● **Objetivo 1**:
Presenta en una tabla Markdown las líneas del listado desde la que contiene "bar-segment bbox=[970, 795, 1684, 851]" hasta la que contiene "category-label: n=954 bbox=[193, 574, 305, 613]", ambas incluidas, con las columnas Número y Línea del listado, y omite las líneas en blanco.

● **Fragmento**:
________

Diferenciándose de las Constituciones del entorno democrático, de los Textos Internacionales e igualmente del pasado constitucional español, donde el derecho a la información es contemplado como un aspecto concreto de la libertad de expresión, la Constitución vigente recoge una concepción dual respecto del derecho genérico de expresión. En el apartado a) del artículo 20.1, la Norma Fundamental reconoce el derecho “a expresar y difundir libremente los pensamientos, ideas y opiniones mediante la palabra, el escrito o cualquier otro medio de reproducción”, y en el apartado d), el derecho “a comunicar o recibir libremente información veraz por cualquier medio de difusión”. Es por ello que Navas Castillo afirma que se trata de “dos derechos autónomos con contenido propio e identificable” (Navas Castillo, 2009). Aunque pronto matizaría su jurisprudencia, en el fundamento 4 de la Sentencia de 6 de marzo de 1981, en una de sus primeras respuestas, el Tribunal Constitucional argüía que el derecho a la información únicamente podía ser considerado “como una simple aplicación concreta de la libertad de expresión”. Dos años más tarde, a raíz de la Sentencia 105/1983, en un pronunciamiento aislado, establecería la autonomía de ambos derechos, sentido que se consolida en la Sentencia de 21 de enero de 1988, donde asienta la doctrina actual de que “la libertad de expresión tiene por objeto pensamientos, ideas y opiniones (…) las creencias y los juicios de valor” mientras que el derecho a la información versa “sobre hechos o, tal vez más restringidamente, sobre aquellos hechos que pueden considerarse noticiables”(9)(Castillo, 2006).

________

● **Datos proporcionados**:
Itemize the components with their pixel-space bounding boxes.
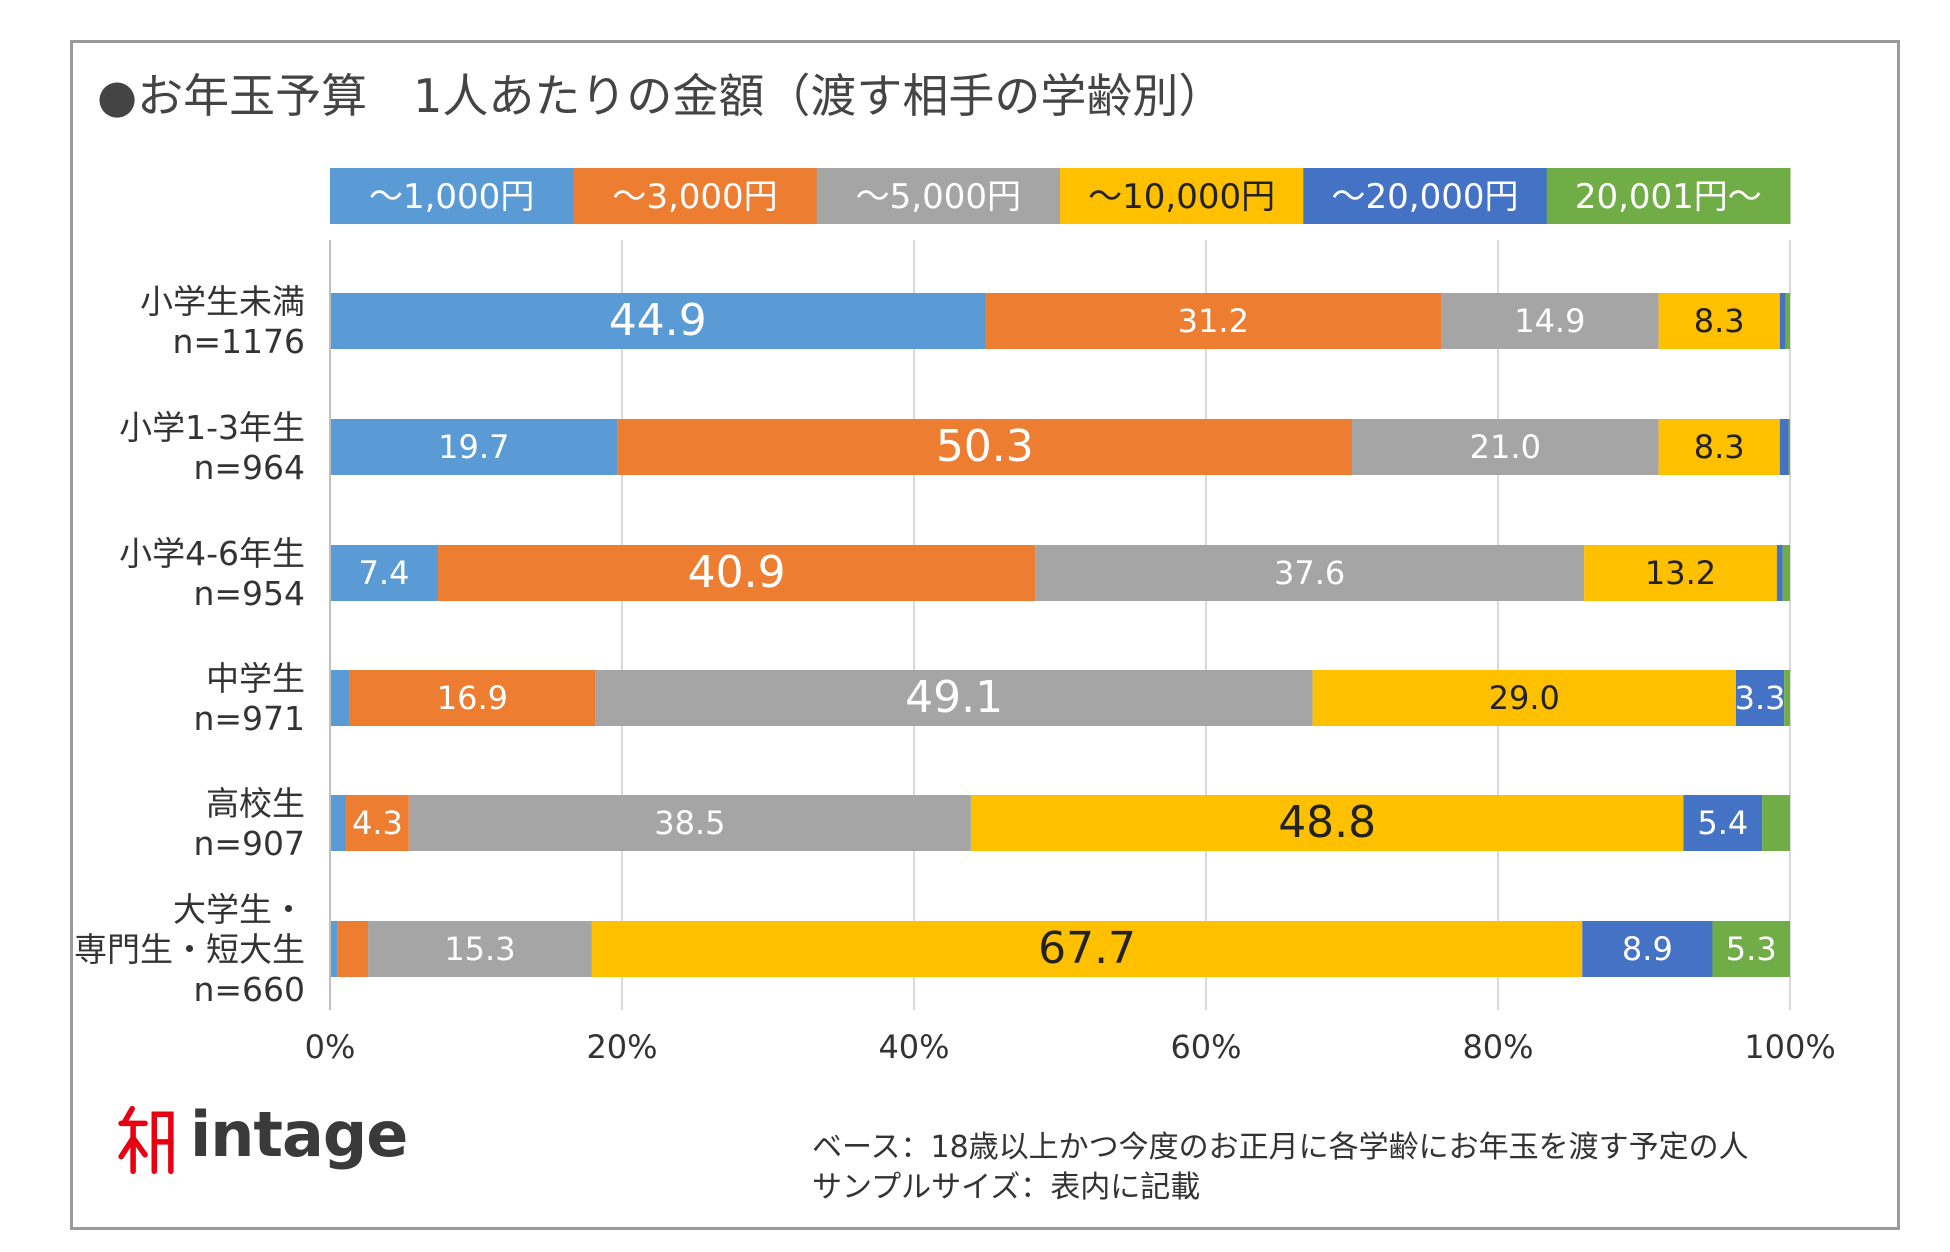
bar-segment bbox=[970, 795, 1684, 851]
data-label: 8.3 bbox=[1694, 428, 1745, 466]
category-label: n=660 bbox=[193, 970, 305, 1009]
bar-segment bbox=[348, 670, 596, 726]
category-label: n=971 bbox=[193, 699, 305, 738]
x-tick-label: 60% bbox=[1170, 1028, 1241, 1066]
category-label: 小学4-6年生 bbox=[119, 534, 305, 573]
bar-segment bbox=[1779, 293, 1786, 349]
data-label: 50.3 bbox=[936, 421, 1034, 472]
data-label: 21.0 bbox=[1470, 428, 1541, 466]
category-label: n=954 bbox=[193, 574, 305, 613]
data-label: 4.3 bbox=[352, 804, 403, 842]
x-tick-label: 20% bbox=[586, 1028, 657, 1066]
bar-segment bbox=[1035, 545, 1585, 601]
legend-label: ～3,000円 bbox=[612, 177, 777, 217]
bar-segment bbox=[1776, 545, 1783, 601]
bar-segment bbox=[591, 921, 1583, 977]
data-label: 7.4 bbox=[359, 554, 410, 592]
bar-segment bbox=[438, 545, 1036, 601]
data-label: 5.3 bbox=[1726, 930, 1777, 968]
bar-segment bbox=[1782, 545, 1790, 601]
bar-segment bbox=[1441, 293, 1659, 349]
bar-segment bbox=[330, 545, 439, 601]
data-label: 38.5 bbox=[654, 804, 725, 842]
bar-segment bbox=[368, 921, 592, 977]
bar-segment bbox=[1312, 670, 1736, 726]
footnote-sample-size: サンプルサイズ：表内に記載 bbox=[812, 1170, 1201, 1205]
bar-segment bbox=[330, 921, 338, 977]
category-label: 小学生未満 bbox=[140, 282, 305, 321]
legend-swatch bbox=[1060, 168, 1304, 224]
legend-label: ～1,000円 bbox=[369, 177, 534, 217]
bar-segment bbox=[1658, 419, 1780, 475]
data-label: 5.4 bbox=[1697, 804, 1748, 842]
legend-swatch bbox=[1546, 168, 1791, 224]
intage-logo-icon bbox=[118, 1105, 174, 1175]
category-label: 中学生 bbox=[206, 659, 305, 698]
bar-segment bbox=[330, 795, 347, 851]
legend-label: ～20,000円 bbox=[1332, 177, 1519, 217]
bar-segment bbox=[1658, 293, 1780, 349]
data-label: 31.2 bbox=[1178, 302, 1249, 340]
bar-segment bbox=[1784, 670, 1790, 726]
chart-frame bbox=[70, 40, 1900, 1230]
category-label: 小学1-3年生 bbox=[119, 408, 305, 447]
bar-segment bbox=[1785, 293, 1790, 349]
legend-swatch bbox=[816, 168, 1061, 224]
data-label: 19.7 bbox=[438, 428, 509, 466]
data-label: 16.9 bbox=[437, 679, 508, 717]
data-label: 37.6 bbox=[1274, 554, 1345, 592]
data-label: 13.2 bbox=[1645, 554, 1716, 592]
data-label: 40.9 bbox=[688, 547, 786, 598]
bar-segment bbox=[595, 670, 1313, 726]
bar-segment bbox=[617, 419, 1352, 475]
bar-segment bbox=[337, 921, 369, 977]
bar-segment bbox=[1352, 419, 1659, 475]
x-tick-label: 100% bbox=[1744, 1028, 1835, 1066]
category-label: 大学生・ bbox=[173, 890, 305, 929]
bar-segment bbox=[408, 795, 971, 851]
bar-segment bbox=[330, 293, 986, 349]
data-label: 44.9 bbox=[609, 295, 707, 346]
data-label: 14.9 bbox=[1514, 302, 1585, 340]
data-label: 8.3 bbox=[1694, 302, 1745, 340]
bar-segment bbox=[985, 293, 1442, 349]
bar-segment bbox=[1584, 545, 1777, 601]
chart-title: ●お年玉予算 1人あたりの金額（渡す相手の学齢別） bbox=[97, 69, 1225, 123]
data-label: 3.3 bbox=[1735, 679, 1786, 717]
x-tick-label: 0% bbox=[305, 1028, 356, 1066]
data-label: 8.9 bbox=[1622, 930, 1673, 968]
x-tick-label: 40% bbox=[878, 1028, 949, 1066]
intage-logo-text: intage bbox=[190, 1098, 408, 1171]
legend-label: 20,001円～ bbox=[1575, 177, 1762, 217]
legend-swatch bbox=[573, 168, 818, 224]
bar-segment bbox=[1762, 795, 1790, 851]
bar-segment bbox=[1683, 795, 1763, 851]
data-label: 29.0 bbox=[1489, 679, 1560, 717]
bar-segment bbox=[346, 795, 409, 851]
category-label: n=907 bbox=[193, 824, 305, 863]
legend-label: ～10,000円 bbox=[1088, 177, 1275, 217]
bar-segment bbox=[1712, 921, 1790, 977]
data-label: 49.1 bbox=[905, 672, 1003, 723]
bar-segment bbox=[1788, 419, 1790, 475]
bar-segment bbox=[1735, 670, 1785, 726]
category-label: 専門生・短大生 bbox=[74, 930, 305, 969]
x-tick-label: 80% bbox=[1462, 1028, 1533, 1066]
data-label: 67.7 bbox=[1038, 923, 1136, 974]
bar-segment bbox=[1779, 419, 1789, 475]
bar-segment bbox=[330, 419, 618, 475]
legend-label: ～5,000円 bbox=[856, 177, 1021, 217]
bar-segment bbox=[1582, 921, 1713, 977]
data-label: 15.3 bbox=[444, 930, 515, 968]
category-label: 高校生 bbox=[206, 784, 305, 823]
category-label: n=964 bbox=[193, 448, 305, 487]
footnote-base: ベース：18歳以上かつ今度のお正月に各学齢にお年玉を渡す予定の人 bbox=[812, 1130, 1749, 1165]
bar-segment bbox=[330, 670, 349, 726]
legend-swatch bbox=[1303, 168, 1548, 224]
data-label: 48.8 bbox=[1278, 797, 1376, 848]
legend-swatch bbox=[330, 168, 574, 224]
category-label: n=1176 bbox=[172, 322, 305, 361]
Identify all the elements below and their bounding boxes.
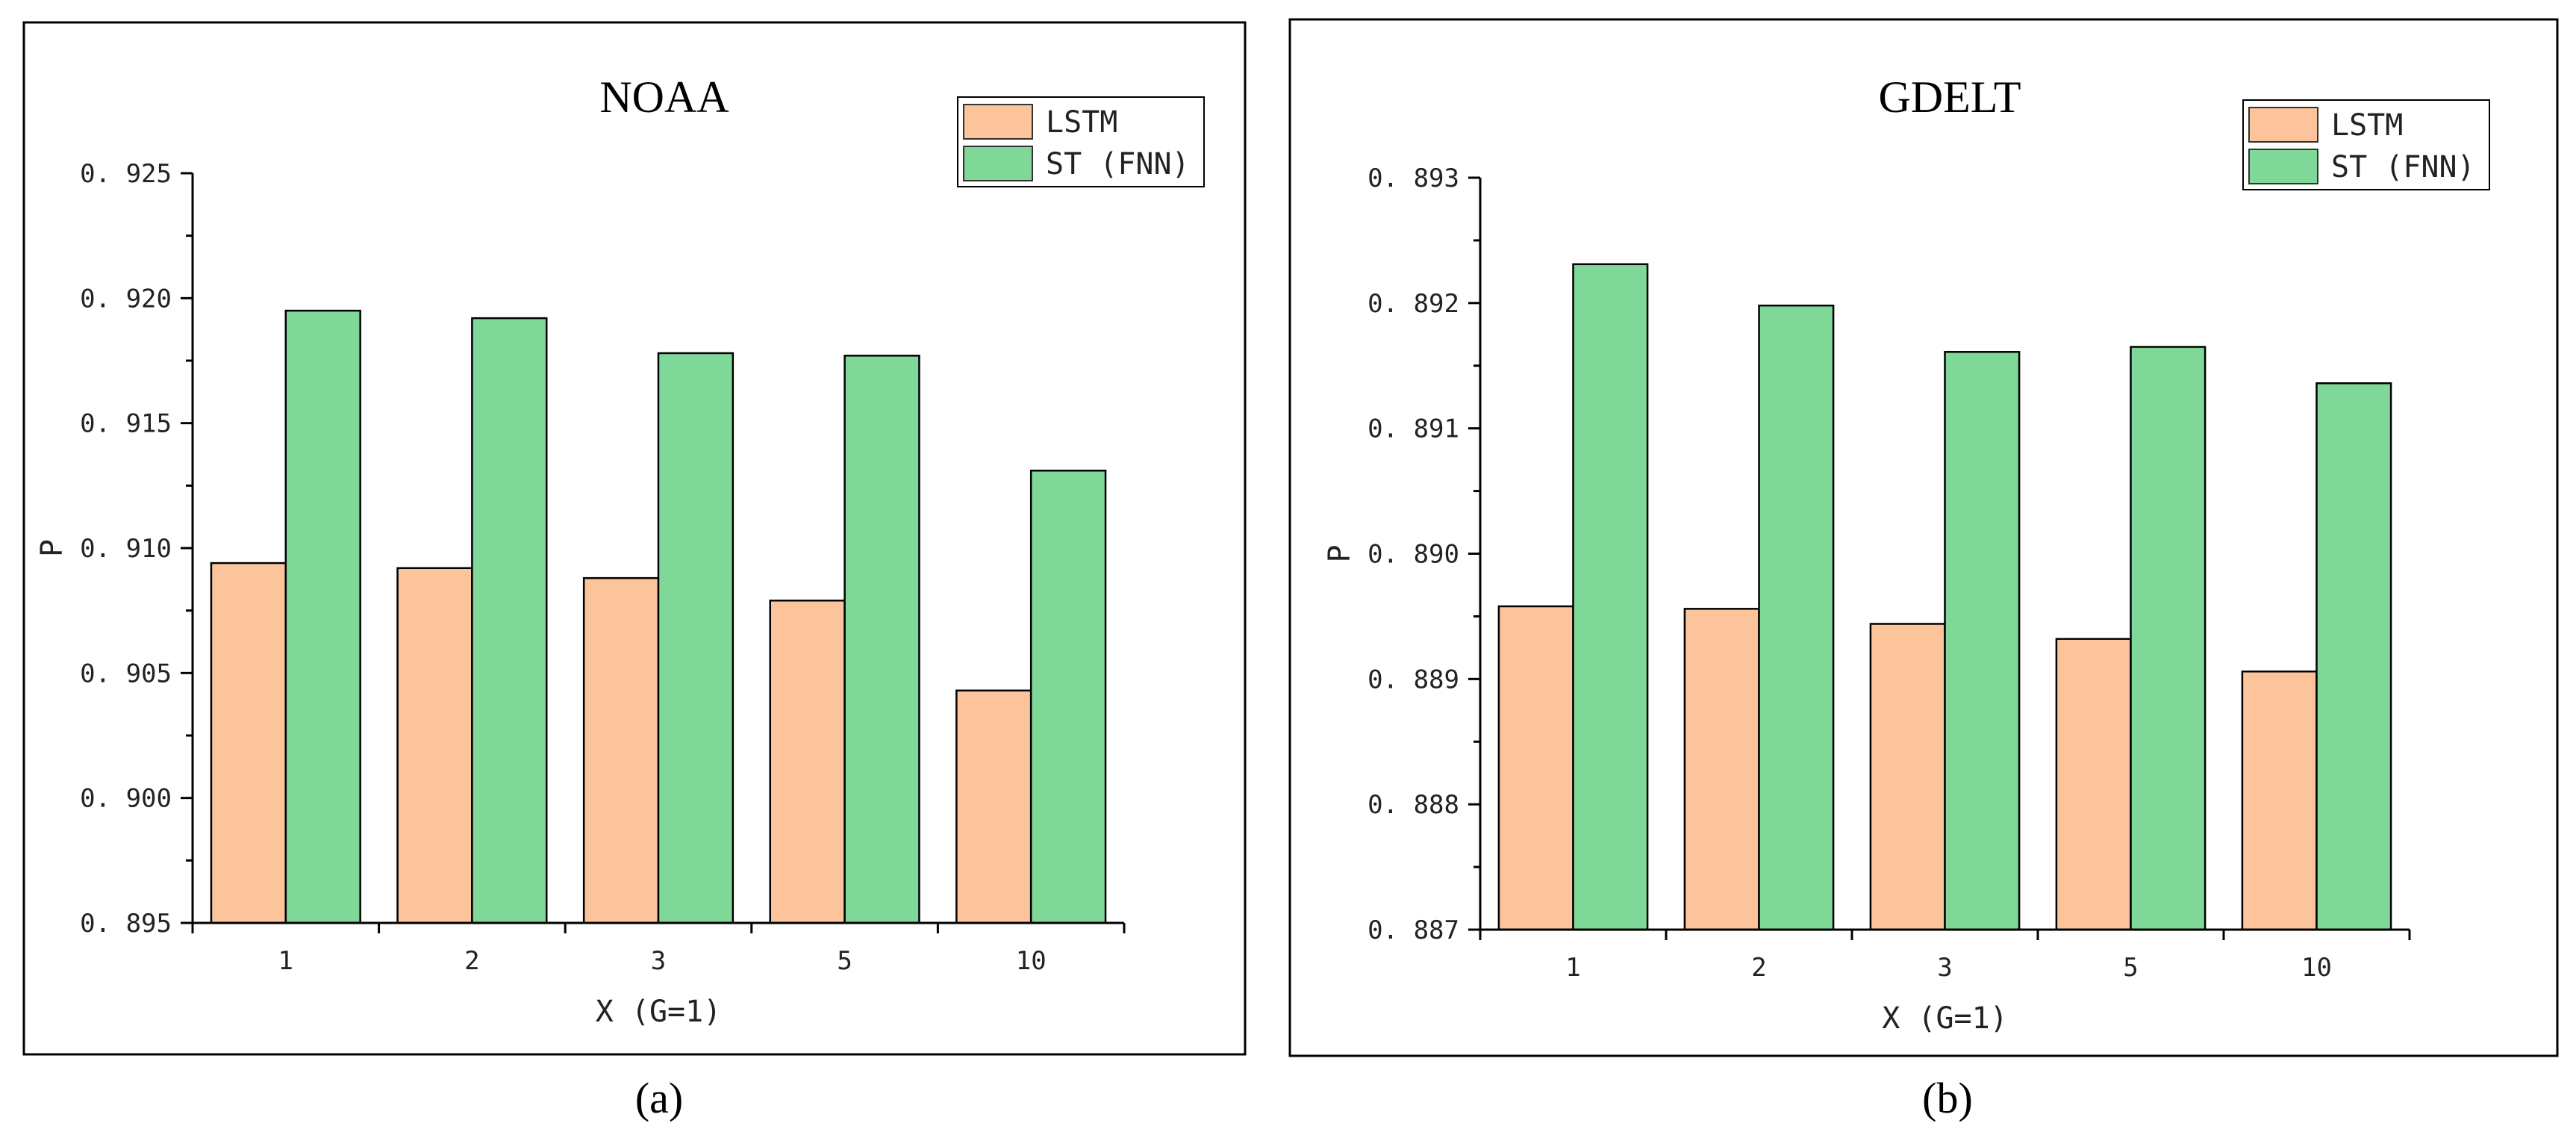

________

● **Objetivo 2**:
Resume el párrafo del fragmento sobre el derecho a la información que empieza por "Diferenciándose de las Constituciones", sin perder sus datos principales.

● **Respuesta desarrollada 1**:
| Número | Línea del listado |
|---|---|
| 1 | bar-segment bbox=[970, 795, 1684, 851] |
| 2 | data-label: 8.3 bbox=[1694, 428, 1745, 466] |
| 3 | category-label: n=660 bbox=[193, 970, 305, 1009] |
| 4 | bar-segment bbox=[348, 670, 596, 726] |
| 5 | category-label: n=971 bbox=[193, 699, 305, 738] |
| 6 | x-tick-label: 60% bbox=[1170, 1028, 1241, 1066] |
| 7 | category-label: 小学4-6年生 bbox=[119, 534, 305, 573] |
| 8 | bar-segment bbox=[1779, 293, 1786, 349] |
| 9 | data-label: 50.3 bbox=[936, 421, 1034, 472] |
| 10 | data-label: 21.0 bbox=[1470, 428, 1541, 466] |
| 11 | category-label: n=954 bbox=[193, 574, 305, 613] |

● **Respuesta desarrollada 2**:
La Constitución vigente se aparta de las constituciones democráticas de su entorno, de los textos internacionales y del pasado constitucional español. Estos tratan el derecho a la información como parte de la libertad de expresión. En cambio, la Constitución adopta una concepción dual. El artículo 20.1 a) reconoce el derecho a expresar y difundir pensamientos, ideas y opiniones, y el 20.1 d), el derecho a comunicar o recibir información veraz. Por eso Navas Castillo los considera dos derechos autónomos.

El Tribunal Constitucional evolucionó en su interpretación:
- En la Sentencia de 6 de marzo de 1981 vio el derecho a la información como simple aplicación de la libertad de expresión.
- En la Sentencia 105/1983, en un pronunciamiento aislado, estableció la autonomía de ambos derechos.
- En la Sentencia de 21 de enero de 1988 consolidó la doctrina actual. Según ella, la libertad de expresión abarca pensamientos, ideas, opiniones, creencias y juicios de valor, y el derecho a la información versa sobre hechos, o más restringidamente, sobre hechos noticiables.